======== MATERIAL SUPPLIED

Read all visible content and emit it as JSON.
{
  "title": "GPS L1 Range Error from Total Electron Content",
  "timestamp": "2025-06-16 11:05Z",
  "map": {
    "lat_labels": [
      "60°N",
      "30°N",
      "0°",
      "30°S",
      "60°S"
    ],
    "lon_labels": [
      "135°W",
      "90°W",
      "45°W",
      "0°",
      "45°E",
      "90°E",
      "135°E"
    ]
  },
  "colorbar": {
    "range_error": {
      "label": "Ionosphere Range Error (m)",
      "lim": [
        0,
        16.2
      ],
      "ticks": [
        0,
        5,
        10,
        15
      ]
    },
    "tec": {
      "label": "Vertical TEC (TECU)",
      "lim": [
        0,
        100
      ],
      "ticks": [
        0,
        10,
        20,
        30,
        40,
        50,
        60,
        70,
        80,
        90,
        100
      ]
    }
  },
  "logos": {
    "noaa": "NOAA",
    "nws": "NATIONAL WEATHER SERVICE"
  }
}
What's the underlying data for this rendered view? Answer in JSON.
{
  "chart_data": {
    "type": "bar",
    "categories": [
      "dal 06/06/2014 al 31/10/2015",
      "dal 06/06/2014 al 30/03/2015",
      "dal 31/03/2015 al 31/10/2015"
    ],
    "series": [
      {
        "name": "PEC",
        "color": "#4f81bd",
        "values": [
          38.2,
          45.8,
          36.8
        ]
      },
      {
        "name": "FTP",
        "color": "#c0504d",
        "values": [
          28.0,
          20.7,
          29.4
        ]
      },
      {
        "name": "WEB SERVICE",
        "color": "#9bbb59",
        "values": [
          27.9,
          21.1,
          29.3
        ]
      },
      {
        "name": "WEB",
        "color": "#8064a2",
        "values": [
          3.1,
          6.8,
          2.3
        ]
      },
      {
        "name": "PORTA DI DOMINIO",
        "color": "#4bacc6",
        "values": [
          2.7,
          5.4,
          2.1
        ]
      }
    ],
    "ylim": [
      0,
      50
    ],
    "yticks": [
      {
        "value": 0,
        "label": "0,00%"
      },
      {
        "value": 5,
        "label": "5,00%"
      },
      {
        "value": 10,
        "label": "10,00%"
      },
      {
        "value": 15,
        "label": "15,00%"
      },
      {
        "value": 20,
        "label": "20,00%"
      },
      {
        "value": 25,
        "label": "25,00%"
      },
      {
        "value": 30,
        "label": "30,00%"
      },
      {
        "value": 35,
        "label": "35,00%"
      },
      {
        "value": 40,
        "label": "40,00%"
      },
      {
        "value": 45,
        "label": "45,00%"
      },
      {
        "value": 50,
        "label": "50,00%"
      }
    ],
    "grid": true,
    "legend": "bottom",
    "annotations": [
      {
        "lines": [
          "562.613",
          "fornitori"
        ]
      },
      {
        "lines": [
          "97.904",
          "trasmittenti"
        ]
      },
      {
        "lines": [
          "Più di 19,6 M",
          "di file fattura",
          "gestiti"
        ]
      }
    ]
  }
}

================

Identify and copy all lines with the word "name".

▶ [THE REPLY]
        "name": "PEC",
        "name": "FTP",
        "name": "WEB SERVICE",
        "name": "WEB",
        "name": "PORTA DI DOMINIO",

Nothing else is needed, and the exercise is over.